» **The request**
Output each entry verbatim and exclude every picture from it.

Saved entries

┌────────

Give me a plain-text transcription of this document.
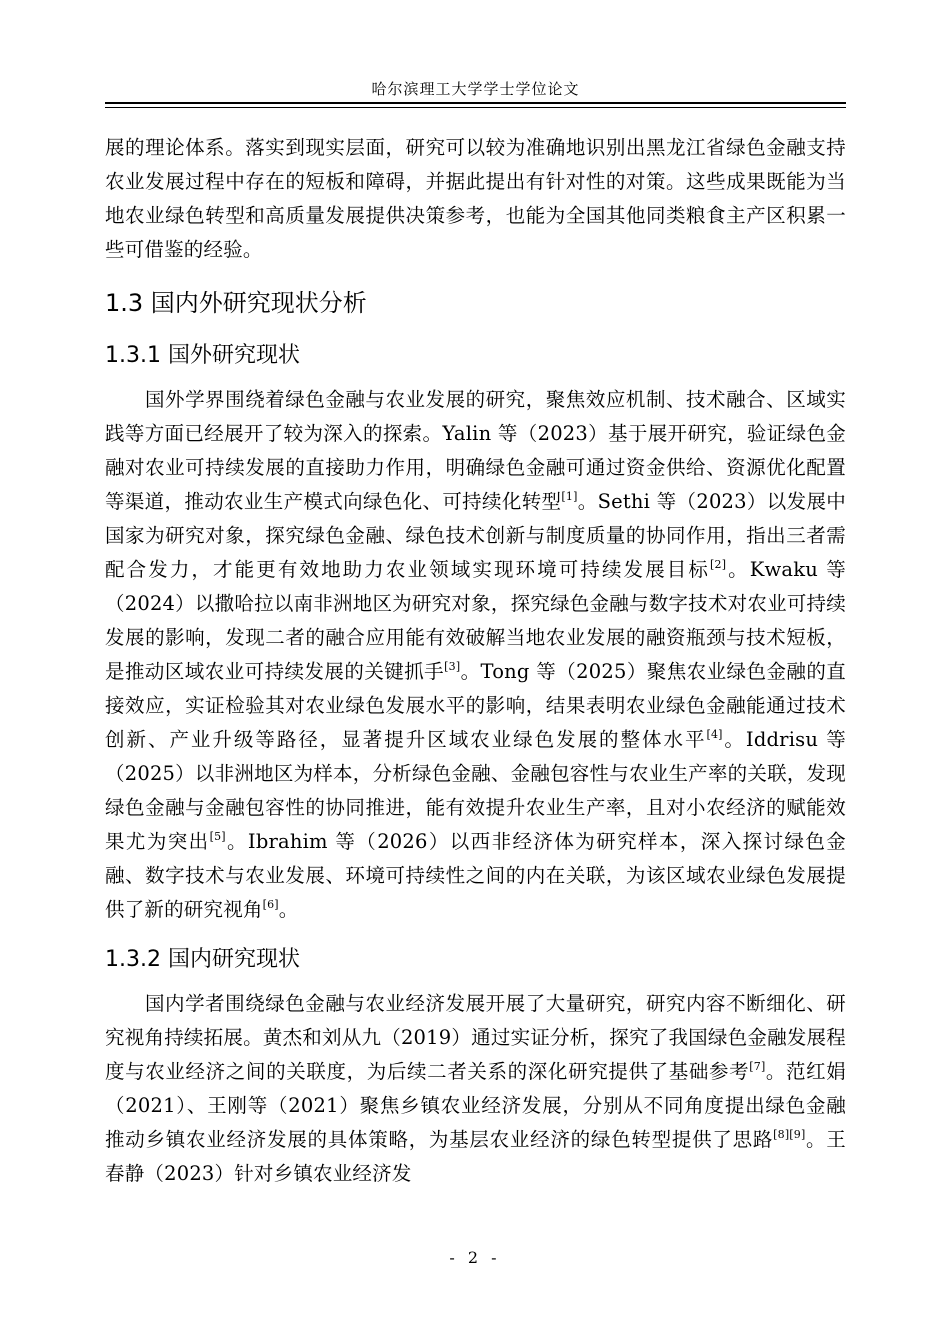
哈尔滨理工大学学士学位论文

展的理论体系。落实到现实层面，研究可以较为准确地识别出黑龙江省绿色金融支持农业发展过程中存在的短板和障碍，并据此提出有针对性的对策。这些成果既能为当地农业绿色转型和高质量发展提供决策参考，也能为全国其他同类粮食主产区积累一些可借鉴的经验。

1.3 国内外研究现状分析
1.3.1 国外研究现状

国外学界围绕着绿色金融与农业发展的研究，聚焦效应机制、技术融合、区域实践等方面已经展开了较为深入的探索。Yalin 等（2023）基于展开研究，验证绿色金融对农业可持续发展的直接助力作用，明确绿色金融可通过资金供给、资源优化配置等渠道，推动农业生产模式向绿色化、可持续化转型[1]。Sethi 等（2023）以发展中国家为研究对象，探究绿色金融、绿色技术创新与制度质量的协同作用，指出三者需配合发力，才能更有效地助力农业领域实现环境可持续发展目标[2]。Kwaku 等（2024）以撒哈拉以南非洲地区为研究对象，探究绿色金融与数字技术对农业可持续发展的影响，发现二者的融合应用能有效破解当地农业发展的融资瓶颈与技术短板，是推动区域农业可持续发展的关键抓手[3]。Tong 等（2025）聚焦农业绿色金融的直接效应，实证检验其对农业绿色发展水平的影响，结果表明农业绿色金融能通过技术创新、产业升级等路径，显著提升区域农业绿色发展的整体水平[4]。Iddrisu 等（2025）以非洲地区为样本，分析绿色金融、金融包容性与农业生产率的关联，发现绿色金融与金融包容性的协同推进，能有效提升农业生产率，且对小农经济的赋能效果尤为突出[5]。Ibrahim 等（2026）以西非经济体为研究样本，深入探讨绿色金融、数字技术与农业发展、环境可持续性之间的内在关联，为该区域农业绿色发展提供了新的研究视角[6]。

1.3.2 国内研究现状

国内学者围绕绿色金融与农业经济发展开展了大量研究，研究内容不断细化、研究视角持续拓展。黄杰和刘从九（2019）通过实证分析，探究了我国绿色金融发展程度与农业经济之间的关联度，为后续二者关系的深化研究提供了基础参考[7]。范红娟（2021）、王刚等（2021）聚焦乡镇农业经济发展，分别从不同角度提出绿色金融推动乡镇农业经济发展的具体策略，为基层农业经济的绿色转型提供了思路[8][9]。王春静（2023）针对乡镇农业经济发

- 2 -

└────────

» **Response for this exercise**
Give me a plain-text transcription of this document.
哈尔滨理工大学学士学位论文

展的理论体系。落实到现实层面，研究可以较为准确地识别出黑龙江省绿色金融支持农业发展过程中存在的短板和障碍，并据此提出有针对性的对策。这些成果既能为当地农业绿色转型和高质量发展提供决策参考，也能为全国其他同类粮食主产区积累一些可借鉴的经验。

1.3 国内外研究现状分析
1.3.1 国外研究现状

国外学界围绕着绿色金融与农业发展的研究，聚焦效应机制、技术融合、区域实践等方面已经展开了较为深入的探索。Yalin 等（2023）基于展开研究，验证绿色金融对农业可持续发展的直接助力作用，明确绿色金融可通过资金供给、资源优化配置等渠道，推动农业生产模式向绿色化、可持续化转型[1]。Sethi 等（2023）以发展中国家为研究对象，探究绿色金融、绿色技术创新与制度质量的协同作用，指出三者需配合发力，才能更有效地助力农业领域实现环境可持续发展目标[2]。Kwaku 等（2024）以撒哈拉以南非洲地区为研究对象，探究绿色金融与数字技术对农业可持续发展的影响，发现二者的融合应用能有效破解当地农业发展的融资瓶颈与技术短板，是推动区域农业可持续发展的关键抓手[3]。Tong 等（2025）聚焦农业绿色金融的直接效应，实证检验其对农业绿色发展水平的影响，结果表明农业绿色金融能通过技术创新、产业升级等路径，显著提升区域农业绿色发展的整体水平[4]。Iddrisu 等（2025）以非洲地区为样本，分析绿色金融、金融包容性与农业生产率的关联，发现绿色金融与金融包容性的协同推进，能有效提升农业生产率，且对小农经济的赋能效果尤为突出[5]。Ibrahim 等（2026）以西非经济体为研究样本，深入探讨绿色金融、数字技术与农业发展、环境可持续性之间的内在关联，为该区域农业绿色发展提供了新的研究视角[6]。

1.3.2 国内研究现状

国内学者围绕绿色金融与农业经济发展开展了大量研究，研究内容不断细化、研究视角持续拓展。黄杰和刘从九（2019）通过实证分析，探究了我国绿色金融发展程度与农业经济之间的关联度，为后续二者关系的深化研究提供了基础参考[7]。范红娟（2021）、王刚等（2021）聚焦乡镇农业经济发展，分别从不同角度提出绿色金融推动乡镇农业经济发展的具体策略，为基层农业经济的绿色转型提供了思路[8][9]。王春静（2023）针对乡镇农业经济发

- 2 -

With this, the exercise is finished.